━━━ EXERCISE DATA ━━━

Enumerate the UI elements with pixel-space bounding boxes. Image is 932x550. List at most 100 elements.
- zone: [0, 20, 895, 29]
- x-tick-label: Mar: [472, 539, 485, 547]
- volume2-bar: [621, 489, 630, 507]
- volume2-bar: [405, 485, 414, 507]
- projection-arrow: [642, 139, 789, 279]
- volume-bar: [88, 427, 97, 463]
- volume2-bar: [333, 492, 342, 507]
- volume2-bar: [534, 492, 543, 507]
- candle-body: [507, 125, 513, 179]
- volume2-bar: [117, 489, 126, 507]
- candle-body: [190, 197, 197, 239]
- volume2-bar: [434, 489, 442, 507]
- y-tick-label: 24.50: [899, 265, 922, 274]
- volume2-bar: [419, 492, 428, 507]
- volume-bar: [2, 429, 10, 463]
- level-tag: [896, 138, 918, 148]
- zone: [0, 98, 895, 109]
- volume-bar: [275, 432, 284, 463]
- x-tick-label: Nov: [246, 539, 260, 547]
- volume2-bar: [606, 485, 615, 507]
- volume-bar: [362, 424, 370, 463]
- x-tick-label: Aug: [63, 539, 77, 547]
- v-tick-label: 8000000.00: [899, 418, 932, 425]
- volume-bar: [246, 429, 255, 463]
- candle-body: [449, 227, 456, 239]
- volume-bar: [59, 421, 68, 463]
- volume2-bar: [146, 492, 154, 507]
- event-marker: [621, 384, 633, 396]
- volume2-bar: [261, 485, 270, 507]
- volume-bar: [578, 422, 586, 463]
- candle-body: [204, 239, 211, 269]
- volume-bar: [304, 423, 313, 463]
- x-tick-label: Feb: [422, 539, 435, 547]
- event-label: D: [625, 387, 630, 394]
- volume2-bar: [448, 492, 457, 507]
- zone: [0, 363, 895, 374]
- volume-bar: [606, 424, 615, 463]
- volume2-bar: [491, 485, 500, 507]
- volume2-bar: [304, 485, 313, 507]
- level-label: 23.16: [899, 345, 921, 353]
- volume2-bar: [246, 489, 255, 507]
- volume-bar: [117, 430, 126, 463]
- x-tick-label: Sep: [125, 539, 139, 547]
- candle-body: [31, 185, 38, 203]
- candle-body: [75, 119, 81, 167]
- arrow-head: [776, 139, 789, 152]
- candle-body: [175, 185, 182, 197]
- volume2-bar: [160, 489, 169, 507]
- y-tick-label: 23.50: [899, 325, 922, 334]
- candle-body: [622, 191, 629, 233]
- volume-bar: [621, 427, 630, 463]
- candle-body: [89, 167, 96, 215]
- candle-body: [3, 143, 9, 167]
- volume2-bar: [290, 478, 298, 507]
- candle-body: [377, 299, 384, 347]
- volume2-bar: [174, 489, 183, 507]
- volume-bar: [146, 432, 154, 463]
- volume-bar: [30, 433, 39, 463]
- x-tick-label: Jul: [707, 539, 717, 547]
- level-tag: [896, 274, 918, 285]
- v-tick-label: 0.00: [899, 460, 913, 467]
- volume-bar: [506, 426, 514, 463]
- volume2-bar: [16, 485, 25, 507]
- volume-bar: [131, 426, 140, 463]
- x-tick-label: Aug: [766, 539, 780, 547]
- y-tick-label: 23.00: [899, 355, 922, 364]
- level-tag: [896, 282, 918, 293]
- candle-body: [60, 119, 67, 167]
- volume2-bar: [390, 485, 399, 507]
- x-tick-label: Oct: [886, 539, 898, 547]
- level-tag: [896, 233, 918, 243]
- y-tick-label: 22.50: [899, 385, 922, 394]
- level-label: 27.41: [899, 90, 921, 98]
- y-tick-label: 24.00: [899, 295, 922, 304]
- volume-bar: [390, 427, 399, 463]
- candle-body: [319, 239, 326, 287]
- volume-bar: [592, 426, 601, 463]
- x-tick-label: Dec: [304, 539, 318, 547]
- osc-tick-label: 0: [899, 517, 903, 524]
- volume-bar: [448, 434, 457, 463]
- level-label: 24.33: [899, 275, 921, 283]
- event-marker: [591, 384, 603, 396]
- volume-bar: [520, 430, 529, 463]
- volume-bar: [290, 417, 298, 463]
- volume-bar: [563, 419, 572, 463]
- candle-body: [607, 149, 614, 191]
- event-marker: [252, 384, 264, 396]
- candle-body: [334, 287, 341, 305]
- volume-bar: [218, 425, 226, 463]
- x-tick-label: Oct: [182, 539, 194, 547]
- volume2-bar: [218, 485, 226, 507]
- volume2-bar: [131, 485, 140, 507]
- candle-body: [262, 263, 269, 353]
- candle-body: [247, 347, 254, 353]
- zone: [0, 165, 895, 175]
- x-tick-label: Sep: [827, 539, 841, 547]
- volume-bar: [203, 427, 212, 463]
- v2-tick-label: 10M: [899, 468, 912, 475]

━━━

> **STATED EXERCISE**
Reproduce the whole listing above line for line, changing nothing.

> **RIGHT ANSWER**
Enumerate the UI elements with pixel-space bounding boxes. Image is 932x550. List at most 100 elements.
- zone: [0, 20, 895, 29]
- x-tick-label: Mar: [472, 539, 485, 547]
- volume2-bar: [621, 489, 630, 507]
- volume2-bar: [405, 485, 414, 507]
- projection-arrow: [642, 139, 789, 279]
- volume-bar: [88, 427, 97, 463]
- volume2-bar: [333, 492, 342, 507]
- volume2-bar: [534, 492, 543, 507]
- candle-body: [507, 125, 513, 179]
- volume2-bar: [117, 489, 126, 507]
- candle-body: [190, 197, 197, 239]
- volume2-bar: [434, 489, 442, 507]
- y-tick-label: 24.50: [899, 265, 922, 274]
- volume2-bar: [419, 492, 428, 507]
- volume-bar: [2, 429, 10, 463]
- level-tag: [896, 138, 918, 148]
- zone: [0, 98, 895, 109]
- volume-bar: [275, 432, 284, 463]
- x-tick-label: Nov: [246, 539, 260, 547]
- volume2-bar: [606, 485, 615, 507]
- volume-bar: [362, 424, 370, 463]
- x-tick-label: Aug: [63, 539, 77, 547]
- v-tick-label: 8000000.00: [899, 418, 932, 425]
- volume-bar: [246, 429, 255, 463]
- candle-body: [449, 227, 456, 239]
- volume-bar: [59, 421, 68, 463]
- volume2-bar: [146, 492, 154, 507]
- event-marker: [621, 384, 633, 396]
- volume2-bar: [261, 485, 270, 507]
- volume-bar: [578, 422, 586, 463]
- candle-body: [204, 239, 211, 269]
- volume-bar: [304, 423, 313, 463]
- x-tick-label: Feb: [422, 539, 435, 547]
- event-label: D: [625, 387, 630, 394]
- volume2-bar: [448, 492, 457, 507]
- zone: [0, 363, 895, 374]
- volume-bar: [606, 424, 615, 463]
- volume2-bar: [491, 485, 500, 507]
- volume2-bar: [304, 485, 313, 507]
- level-label: 23.16: [899, 345, 921, 353]
- volume2-bar: [246, 489, 255, 507]
- volume-bar: [117, 430, 126, 463]
- x-tick-label: Sep: [125, 539, 139, 547]
- candle-body: [31, 185, 38, 203]
- candle-body: [75, 119, 81, 167]
- arrow-head: [776, 139, 789, 152]
- candle-body: [175, 185, 182, 197]
- volume2-bar: [160, 489, 169, 507]
- y-tick-label: 23.50: [899, 325, 922, 334]
- candle-body: [622, 191, 629, 233]
- volume-bar: [621, 427, 630, 463]
- candle-body: [89, 167, 96, 215]
- candle-body: [3, 143, 9, 167]
- volume2-bar: [290, 478, 298, 507]
- candle-body: [377, 299, 384, 347]
- volume2-bar: [174, 489, 183, 507]
- volume-bar: [146, 432, 154, 463]
- volume-bar: [30, 433, 39, 463]
- x-tick-label: Jul: [707, 539, 717, 547]
- level-tag: [896, 274, 918, 285]
- v-tick-label: 0.00: [899, 460, 913, 467]
- volume-bar: [506, 426, 514, 463]
- volume2-bar: [16, 485, 25, 507]
- volume-bar: [131, 426, 140, 463]
- x-tick-label: Aug: [766, 539, 780, 547]
- y-tick-label: 23.00: [899, 355, 922, 364]
- level-tag: [896, 282, 918, 293]
- candle-body: [60, 119, 67, 167]
- volume2-bar: [390, 485, 399, 507]
- x-tick-label: Oct: [886, 539, 898, 547]
- level-tag: [896, 233, 918, 243]
- y-tick-label: 22.50: [899, 385, 922, 394]
- level-label: 27.41: [899, 90, 921, 98]
- y-tick-label: 24.00: [899, 295, 922, 304]
- volume-bar: [390, 427, 399, 463]
- candle-body: [319, 239, 326, 287]
- volume-bar: [592, 426, 601, 463]
- x-tick-label: Dec: [304, 539, 318, 547]
- osc-tick-label: 0: [899, 517, 903, 524]
- volume-bar: [448, 434, 457, 463]
- level-label: 24.33: [899, 275, 921, 283]
- event-marker: [591, 384, 603, 396]
- volume-bar: [520, 430, 529, 463]
- volume-bar: [290, 417, 298, 463]
- volume-bar: [563, 419, 572, 463]
- candle-body: [607, 149, 614, 191]
- event-marker: [252, 384, 264, 396]
- candle-body: [334, 287, 341, 305]
- volume-bar: [218, 425, 226, 463]
- x-tick-label: Oct: [182, 539, 194, 547]
- volume2-bar: [218, 485, 226, 507]
- volume2-bar: [131, 485, 140, 507]
- candle-body: [262, 263, 269, 353]
- candle-body: [247, 347, 254, 353]
- zone: [0, 165, 895, 175]
- x-tick-label: Sep: [827, 539, 841, 547]
- volume-bar: [203, 427, 212, 463]
- v2-tick-label: 10M: [899, 468, 912, 475]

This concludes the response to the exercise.